_Material for this task_

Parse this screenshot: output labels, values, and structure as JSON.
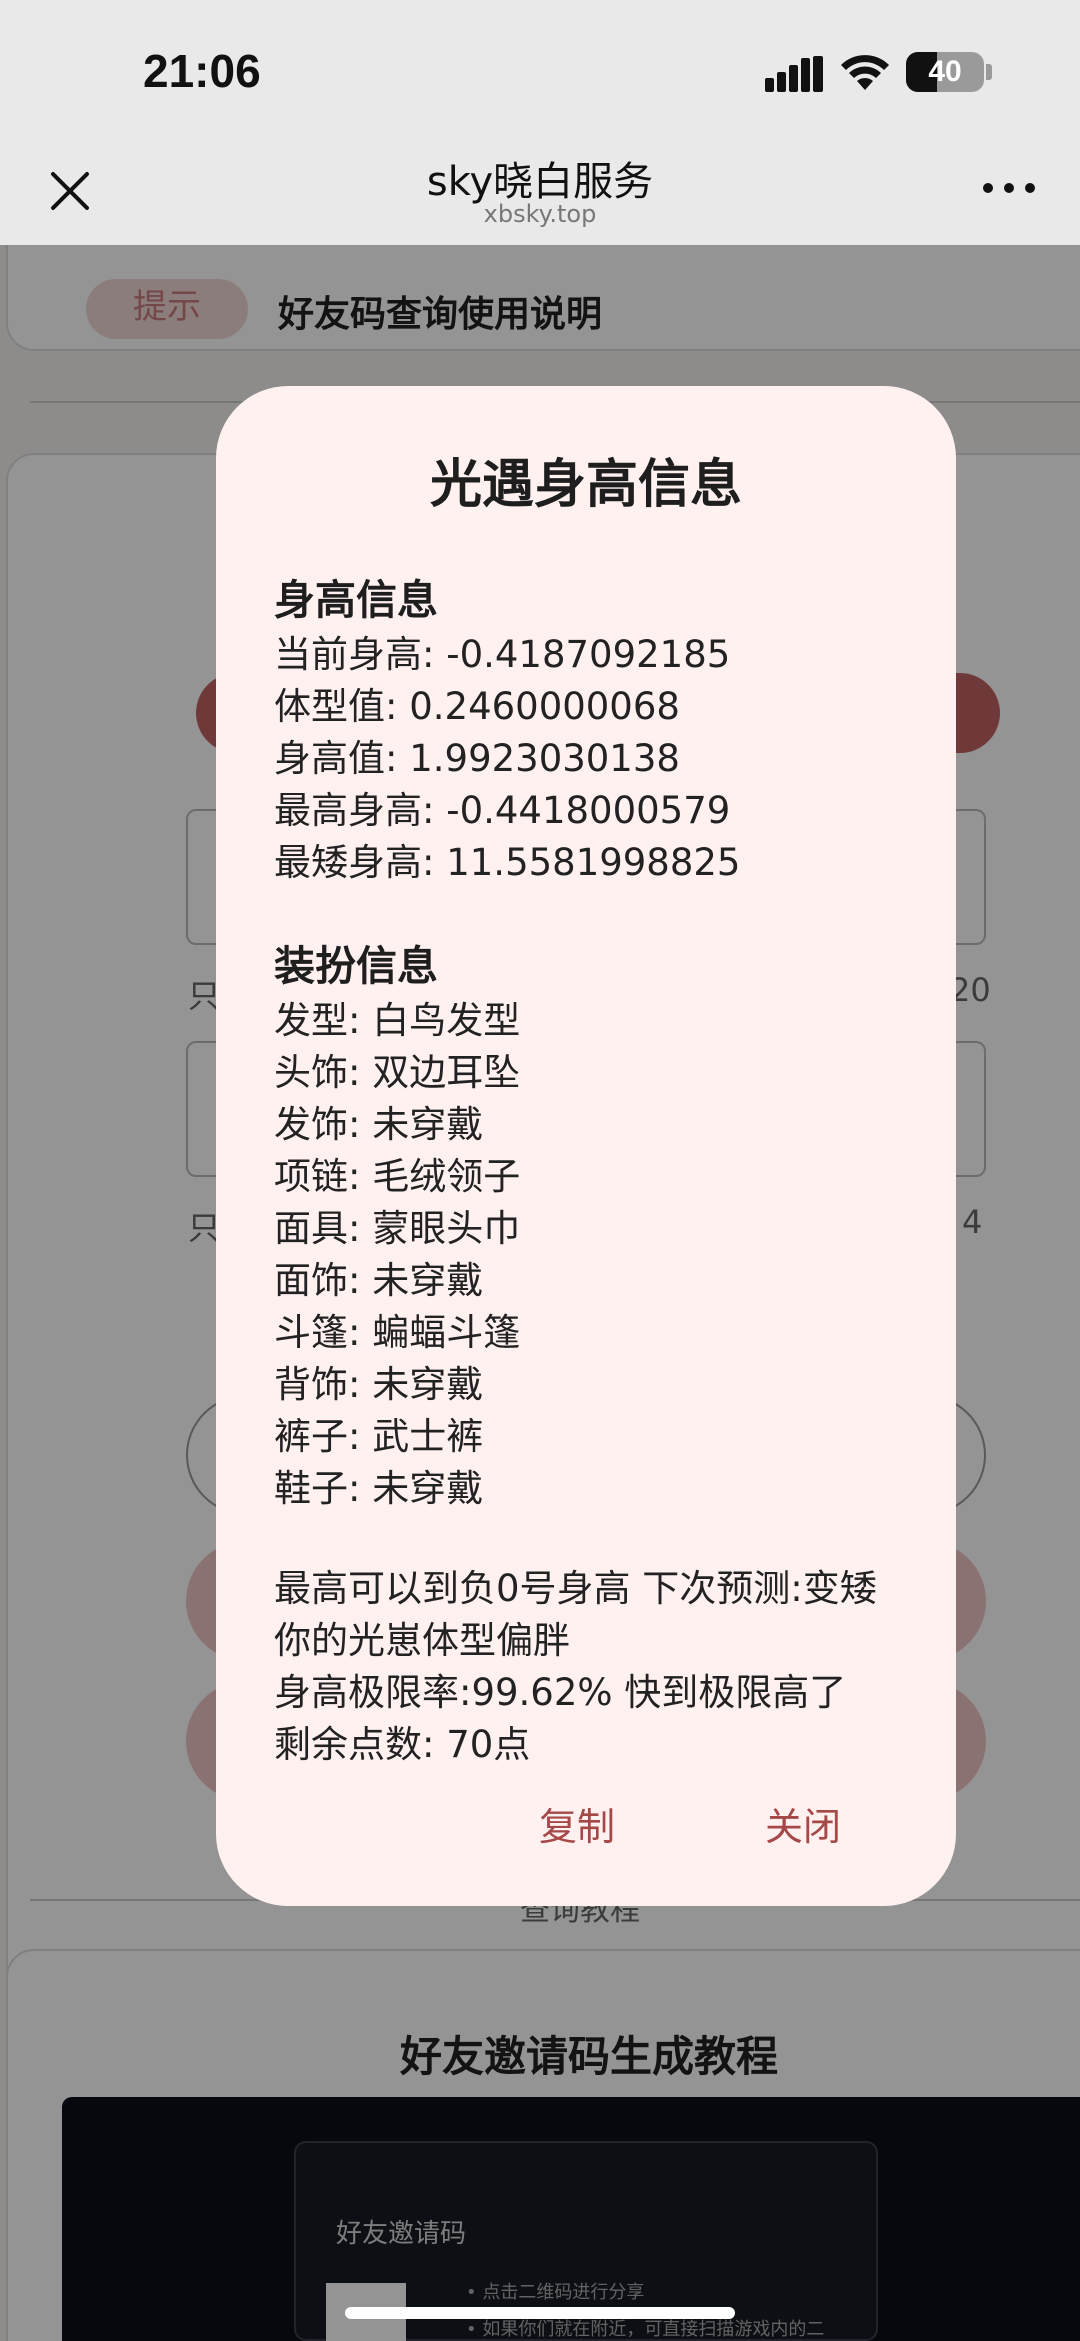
{
  "status_bar": {
    "time": "21:06",
    "battery": "40",
    "battery_level": 0.4
  },
  "nav": {
    "title": "sky晓白服务",
    "subtitle": "xbsky.top"
  },
  "background": {
    "tip_badge": "提示",
    "tip_text": "好友码查询使用说明",
    "hint_suffix_1": "20",
    "hint_suffix_2": "4",
    "hint_prefix": "只",
    "tutorial_label": "查询教程",
    "tutorial_heading": "好友邀请码生成教程",
    "video": {
      "title": "好友邀请码",
      "line1": "• 点击二维码进行分享",
      "line2": "• 如果你们就在附近，可直接扫描游戏内的二"
    }
  },
  "dialog": {
    "title": "光遇身高信息",
    "height_section": {
      "heading": "身高信息",
      "lines": [
        "当前身高: -0.4187092185",
        "体型值: 0.2460000068",
        "身高值: 1.9923030138",
        "最高身高: -0.4418000579",
        "最矮身高: 11.5581998825"
      ]
    },
    "outfit_section": {
      "heading": "装扮信息",
      "lines": [
        "发型: 白鸟发型",
        "头饰: 双边耳坠",
        "发饰: 未穿戴",
        "项链: 毛绒领子",
        "面具: 蒙眼头巾",
        "面饰: 未穿戴",
        "斗篷: 蝙蝠斗篷",
        "背饰: 未穿戴",
        "裤子: 武士裤",
        "鞋子: 未穿戴"
      ]
    },
    "summary_lines": [
      "最高可以到负0号身高 下次预测:变矮",
      "你的光崽体型偏胖",
      "身高极限率:99.62% 快到极限高了",
      "剩余点数: 70点"
    ],
    "copy_label": "复制",
    "close_label": "关闭"
  }
}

_Your task_
Give the entries again without a single change, but with no pictures.

_Response to the exercise_
Parse this screenshot: output labels, values, and structure as JSON.
{
  "status_bar": {
    "time": "21:06",
    "battery": "40",
    "battery_level": 0.4
  },
  "nav": {
    "title": "sky晓白服务",
    "subtitle": "xbsky.top"
  },
  "background": {
    "tip_badge": "提示",
    "tip_text": "好友码查询使用说明",
    "hint_suffix_1": "20",
    "hint_suffix_2": "4",
    "hint_prefix": "只",
    "tutorial_label": "查询教程",
    "tutorial_heading": "好友邀请码生成教程",
    "video": {
      "title": "好友邀请码",
      "line1": "• 点击二维码进行分享",
      "line2": "• 如果你们就在附近，可直接扫描游戏内的二"
    }
  },
  "dialog": {
    "title": "光遇身高信息",
    "height_section": {
      "heading": "身高信息",
      "lines": [
        "当前身高: -0.4187092185",
        "体型值: 0.2460000068",
        "身高值: 1.9923030138",
        "最高身高: -0.4418000579",
        "最矮身高: 11.5581998825"
      ]
    },
    "outfit_section": {
      "heading": "装扮信息",
      "lines": [
        "发型: 白鸟发型",
        "头饰: 双边耳坠",
        "发饰: 未穿戴",
        "项链: 毛绒领子",
        "面具: 蒙眼头巾",
        "面饰: 未穿戴",
        "斗篷: 蝙蝠斗篷",
        "背饰: 未穿戴",
        "裤子: 武士裤",
        "鞋子: 未穿戴"
      ]
    },
    "summary_lines": [
      "最高可以到负0号身高 下次预测:变矮",
      "你的光崽体型偏胖",
      "身高极限率:99.62% 快到极限高了",
      "剩余点数: 70点"
    ],
    "copy_label": "复制",
    "close_label": "关闭"
  }
}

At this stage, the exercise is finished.